──────── SUPPLIED MATERIAL ────────
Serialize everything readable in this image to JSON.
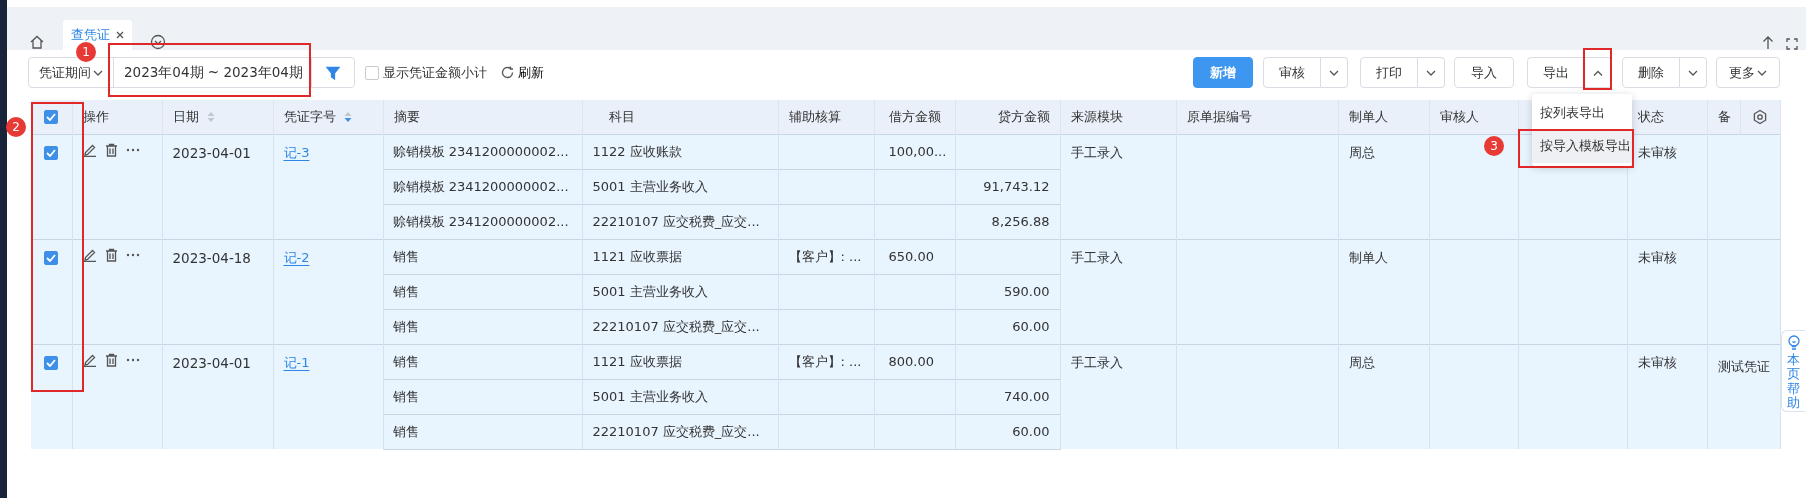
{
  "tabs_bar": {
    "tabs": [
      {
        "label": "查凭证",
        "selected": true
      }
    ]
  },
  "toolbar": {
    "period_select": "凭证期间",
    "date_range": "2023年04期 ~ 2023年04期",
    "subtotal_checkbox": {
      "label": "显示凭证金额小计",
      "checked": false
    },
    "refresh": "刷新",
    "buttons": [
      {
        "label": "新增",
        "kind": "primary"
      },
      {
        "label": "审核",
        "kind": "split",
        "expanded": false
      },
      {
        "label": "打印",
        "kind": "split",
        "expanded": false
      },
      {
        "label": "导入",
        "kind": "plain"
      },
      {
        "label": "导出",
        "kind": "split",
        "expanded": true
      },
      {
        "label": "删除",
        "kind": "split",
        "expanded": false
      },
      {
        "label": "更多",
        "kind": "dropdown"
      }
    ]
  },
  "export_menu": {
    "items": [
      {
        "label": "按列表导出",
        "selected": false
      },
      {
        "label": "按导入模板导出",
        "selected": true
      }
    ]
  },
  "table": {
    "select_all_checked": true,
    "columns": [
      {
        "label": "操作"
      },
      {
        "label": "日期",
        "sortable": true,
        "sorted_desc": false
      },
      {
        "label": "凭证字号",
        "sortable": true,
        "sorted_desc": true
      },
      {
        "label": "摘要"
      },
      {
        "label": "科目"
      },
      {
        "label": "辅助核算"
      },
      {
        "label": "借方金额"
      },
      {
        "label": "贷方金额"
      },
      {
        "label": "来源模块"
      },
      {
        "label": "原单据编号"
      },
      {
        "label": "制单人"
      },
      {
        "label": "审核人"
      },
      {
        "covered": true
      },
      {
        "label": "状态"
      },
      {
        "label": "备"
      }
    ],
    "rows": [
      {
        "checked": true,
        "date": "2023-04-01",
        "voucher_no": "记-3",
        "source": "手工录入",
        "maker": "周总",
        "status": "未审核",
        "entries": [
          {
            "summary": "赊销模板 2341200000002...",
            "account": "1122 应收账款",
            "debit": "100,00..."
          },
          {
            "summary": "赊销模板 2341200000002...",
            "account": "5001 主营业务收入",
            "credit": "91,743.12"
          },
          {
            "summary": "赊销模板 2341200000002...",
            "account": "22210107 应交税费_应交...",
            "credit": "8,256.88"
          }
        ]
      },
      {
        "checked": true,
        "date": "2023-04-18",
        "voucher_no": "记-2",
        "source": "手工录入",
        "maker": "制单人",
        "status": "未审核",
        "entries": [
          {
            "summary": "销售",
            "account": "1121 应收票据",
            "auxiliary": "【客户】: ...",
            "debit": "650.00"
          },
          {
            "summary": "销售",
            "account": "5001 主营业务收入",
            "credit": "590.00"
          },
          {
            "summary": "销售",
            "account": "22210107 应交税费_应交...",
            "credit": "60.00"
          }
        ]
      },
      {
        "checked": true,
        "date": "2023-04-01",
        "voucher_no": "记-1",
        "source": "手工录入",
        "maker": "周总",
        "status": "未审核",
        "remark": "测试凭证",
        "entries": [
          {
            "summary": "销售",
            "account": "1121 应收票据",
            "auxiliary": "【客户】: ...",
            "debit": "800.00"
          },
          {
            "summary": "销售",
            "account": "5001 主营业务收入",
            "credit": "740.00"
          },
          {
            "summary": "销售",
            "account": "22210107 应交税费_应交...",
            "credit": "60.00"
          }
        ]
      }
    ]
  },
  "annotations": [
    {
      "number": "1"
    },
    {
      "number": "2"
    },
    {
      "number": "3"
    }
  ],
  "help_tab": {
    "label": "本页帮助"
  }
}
────────
──────── SUPPLIED MATERIAL ────────
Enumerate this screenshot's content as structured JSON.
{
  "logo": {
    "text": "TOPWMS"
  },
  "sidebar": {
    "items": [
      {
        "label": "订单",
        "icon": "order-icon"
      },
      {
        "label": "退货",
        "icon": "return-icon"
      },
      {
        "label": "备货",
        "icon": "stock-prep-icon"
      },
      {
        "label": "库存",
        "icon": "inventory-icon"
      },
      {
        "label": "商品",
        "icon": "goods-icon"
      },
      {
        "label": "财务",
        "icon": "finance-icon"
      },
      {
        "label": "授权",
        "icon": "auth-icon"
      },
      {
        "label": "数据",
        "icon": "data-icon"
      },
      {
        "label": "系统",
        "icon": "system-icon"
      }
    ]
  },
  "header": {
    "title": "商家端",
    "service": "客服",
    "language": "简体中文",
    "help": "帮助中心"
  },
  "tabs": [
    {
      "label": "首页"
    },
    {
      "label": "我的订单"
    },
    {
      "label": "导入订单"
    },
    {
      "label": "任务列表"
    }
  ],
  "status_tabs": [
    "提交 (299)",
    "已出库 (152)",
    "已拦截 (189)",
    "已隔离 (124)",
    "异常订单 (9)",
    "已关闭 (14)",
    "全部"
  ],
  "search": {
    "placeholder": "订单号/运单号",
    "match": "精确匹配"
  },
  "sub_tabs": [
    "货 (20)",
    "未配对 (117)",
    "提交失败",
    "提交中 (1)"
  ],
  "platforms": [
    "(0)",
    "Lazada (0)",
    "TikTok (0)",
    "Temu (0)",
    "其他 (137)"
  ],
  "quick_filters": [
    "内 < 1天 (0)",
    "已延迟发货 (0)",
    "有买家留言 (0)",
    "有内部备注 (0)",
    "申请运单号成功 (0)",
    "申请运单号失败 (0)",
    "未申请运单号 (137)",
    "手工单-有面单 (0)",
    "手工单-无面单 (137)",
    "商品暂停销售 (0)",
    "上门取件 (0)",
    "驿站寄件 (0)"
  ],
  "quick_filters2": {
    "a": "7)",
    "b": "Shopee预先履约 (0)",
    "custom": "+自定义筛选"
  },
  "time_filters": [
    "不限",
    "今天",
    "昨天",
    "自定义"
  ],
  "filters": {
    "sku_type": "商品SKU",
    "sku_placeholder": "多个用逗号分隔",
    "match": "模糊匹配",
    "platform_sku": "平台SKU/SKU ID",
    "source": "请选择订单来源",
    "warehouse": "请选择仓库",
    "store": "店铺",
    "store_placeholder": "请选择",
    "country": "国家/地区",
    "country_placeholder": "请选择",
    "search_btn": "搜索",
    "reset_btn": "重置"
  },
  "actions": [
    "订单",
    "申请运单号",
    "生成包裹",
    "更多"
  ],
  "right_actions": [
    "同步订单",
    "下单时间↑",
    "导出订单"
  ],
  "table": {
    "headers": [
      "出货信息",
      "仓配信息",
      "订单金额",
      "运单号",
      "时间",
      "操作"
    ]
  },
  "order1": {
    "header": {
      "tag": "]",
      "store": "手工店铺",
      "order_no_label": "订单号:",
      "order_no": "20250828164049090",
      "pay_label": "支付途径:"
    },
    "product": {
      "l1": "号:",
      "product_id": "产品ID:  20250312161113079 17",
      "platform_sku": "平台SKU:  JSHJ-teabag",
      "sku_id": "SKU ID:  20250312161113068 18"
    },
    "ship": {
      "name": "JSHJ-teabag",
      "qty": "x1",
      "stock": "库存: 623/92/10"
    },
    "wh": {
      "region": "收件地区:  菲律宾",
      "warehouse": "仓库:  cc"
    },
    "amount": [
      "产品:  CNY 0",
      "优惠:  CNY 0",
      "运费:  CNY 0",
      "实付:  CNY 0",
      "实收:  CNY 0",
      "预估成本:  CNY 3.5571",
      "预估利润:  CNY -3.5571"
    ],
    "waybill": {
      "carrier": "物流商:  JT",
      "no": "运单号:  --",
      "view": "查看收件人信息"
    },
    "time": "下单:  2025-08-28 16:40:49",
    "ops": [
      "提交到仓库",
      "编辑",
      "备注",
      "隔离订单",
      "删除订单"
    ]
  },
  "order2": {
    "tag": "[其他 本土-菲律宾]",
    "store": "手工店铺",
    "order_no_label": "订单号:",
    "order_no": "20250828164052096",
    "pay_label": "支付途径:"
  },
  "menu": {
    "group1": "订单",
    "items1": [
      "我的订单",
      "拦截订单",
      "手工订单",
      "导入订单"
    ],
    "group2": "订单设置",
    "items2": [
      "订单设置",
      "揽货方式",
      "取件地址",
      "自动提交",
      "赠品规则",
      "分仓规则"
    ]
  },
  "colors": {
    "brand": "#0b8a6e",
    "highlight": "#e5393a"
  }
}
────────
▶ _GOAL OF THE EXERCISE_: Check all the records above and select each line where the string "this" is found.

▶ _SOLVED EXERCISE_:
Serialize everything readable in this image to JSON.
Enumerate this screenshot's content as structured JSON.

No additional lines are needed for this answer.